Data for processing:
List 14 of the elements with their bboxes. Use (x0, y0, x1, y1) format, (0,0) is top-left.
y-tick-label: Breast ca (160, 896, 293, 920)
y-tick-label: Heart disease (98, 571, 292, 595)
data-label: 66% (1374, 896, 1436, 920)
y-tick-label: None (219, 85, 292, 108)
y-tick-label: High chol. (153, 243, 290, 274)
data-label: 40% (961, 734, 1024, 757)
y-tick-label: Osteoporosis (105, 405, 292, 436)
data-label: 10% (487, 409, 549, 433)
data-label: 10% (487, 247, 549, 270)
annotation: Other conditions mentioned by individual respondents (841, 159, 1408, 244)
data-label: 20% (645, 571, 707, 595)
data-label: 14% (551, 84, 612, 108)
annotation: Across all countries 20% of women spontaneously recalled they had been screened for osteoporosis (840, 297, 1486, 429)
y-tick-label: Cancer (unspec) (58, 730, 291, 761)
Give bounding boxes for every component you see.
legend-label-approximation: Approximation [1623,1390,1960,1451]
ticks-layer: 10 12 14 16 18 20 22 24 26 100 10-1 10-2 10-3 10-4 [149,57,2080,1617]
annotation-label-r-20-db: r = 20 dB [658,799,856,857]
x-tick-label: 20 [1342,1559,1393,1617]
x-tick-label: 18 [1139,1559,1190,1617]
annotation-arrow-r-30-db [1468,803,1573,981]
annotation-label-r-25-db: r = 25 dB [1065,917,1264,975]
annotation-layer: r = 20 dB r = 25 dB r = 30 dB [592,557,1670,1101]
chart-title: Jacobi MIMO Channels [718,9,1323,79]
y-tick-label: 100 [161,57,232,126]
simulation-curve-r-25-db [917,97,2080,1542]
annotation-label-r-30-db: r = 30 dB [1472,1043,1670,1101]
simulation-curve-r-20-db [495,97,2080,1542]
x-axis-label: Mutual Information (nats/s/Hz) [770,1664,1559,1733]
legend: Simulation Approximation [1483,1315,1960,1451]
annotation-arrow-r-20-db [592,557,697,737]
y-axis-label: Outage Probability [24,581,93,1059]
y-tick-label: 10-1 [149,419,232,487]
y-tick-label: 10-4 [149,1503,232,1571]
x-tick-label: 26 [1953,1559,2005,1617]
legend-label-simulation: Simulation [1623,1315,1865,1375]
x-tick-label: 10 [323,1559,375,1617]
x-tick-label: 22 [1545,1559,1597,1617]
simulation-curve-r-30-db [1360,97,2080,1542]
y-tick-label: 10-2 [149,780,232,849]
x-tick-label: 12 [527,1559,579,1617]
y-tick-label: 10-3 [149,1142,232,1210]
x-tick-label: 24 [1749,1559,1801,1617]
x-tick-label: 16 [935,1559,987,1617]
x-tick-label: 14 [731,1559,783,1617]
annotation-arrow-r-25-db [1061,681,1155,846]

Task brief:
Write out the whole listing above line by line, keeping every character the same.

Task response:
List 14 of the elements with their bboxes. Use (x0, y0, x1, y1) format, (0,0) is top-left.
y-tick-label: Breast ca (160, 896, 293, 920)
y-tick-label: Heart disease (98, 571, 292, 595)
data-label: 66% (1374, 896, 1436, 920)
y-tick-label: None (219, 85, 292, 108)
y-tick-label: High chol. (153, 243, 290, 274)
data-label: 40% (961, 734, 1024, 757)
y-tick-label: Osteoporosis (105, 405, 292, 436)
data-label: 10% (487, 409, 549, 433)
data-label: 10% (487, 247, 549, 270)
annotation: Other conditions mentioned by individual respondents (841, 159, 1408, 244)
data-label: 20% (645, 571, 707, 595)
data-label: 14% (551, 84, 612, 108)
annotation: Across all countries 20% of women spontaneously recalled they had been screened for osteoporosis (840, 297, 1486, 429)
y-tick-label: Cancer (unspec) (58, 730, 291, 761)
Give bounding boxes for every component you see.
legend-label-approximation: Approximation [1623,1390,1960,1451]
ticks-layer: 10 12 14 16 18 20 22 24 26 100 10-1 10-2 10-3 10-4 [149,57,2080,1617]
annotation-label-r-20-db: r = 20 dB [658,799,856,857]
x-tick-label: 20 [1342,1559,1393,1617]
x-tick-label: 18 [1139,1559,1190,1617]
annotation-arrow-r-30-db [1468,803,1573,981]
annotation-label-r-25-db: r = 25 dB [1065,917,1264,975]
annotation-layer: r = 20 dB r = 25 dB r = 30 dB [592,557,1670,1101]
chart-title: Jacobi MIMO Channels [718,9,1323,79]
y-tick-label: 100 [161,57,232,126]
simulation-curve-r-25-db [917,97,2080,1542]
annotation-label-r-30-db: r = 30 dB [1472,1043,1670,1101]
simulation-curve-r-20-db [495,97,2080,1542]
x-axis-label: Mutual Information (nats/s/Hz) [770,1664,1559,1733]
legend: Simulation Approximation [1483,1315,1960,1451]
annotation-arrow-r-20-db [592,557,697,737]
y-axis-label: Outage Probability [24,581,93,1059]
y-tick-label: 10-1 [149,419,232,487]
y-tick-label: 10-4 [149,1503,232,1571]
x-tick-label: 26 [1953,1559,2005,1617]
legend-label-simulation: Simulation [1623,1315,1865,1375]
x-tick-label: 10 [323,1559,375,1617]
x-tick-label: 22 [1545,1559,1597,1617]
simulation-curve-r-30-db [1360,97,2080,1542]
y-tick-label: 10-2 [149,780,232,849]
x-tick-label: 12 [527,1559,579,1617]
y-tick-label: 10-3 [149,1142,232,1210]
x-tick-label: 24 [1749,1559,1801,1617]
x-tick-label: 16 [935,1559,987,1617]
x-tick-label: 14 [731,1559,783,1617]
annotation-arrow-r-25-db [1061,681,1155,846]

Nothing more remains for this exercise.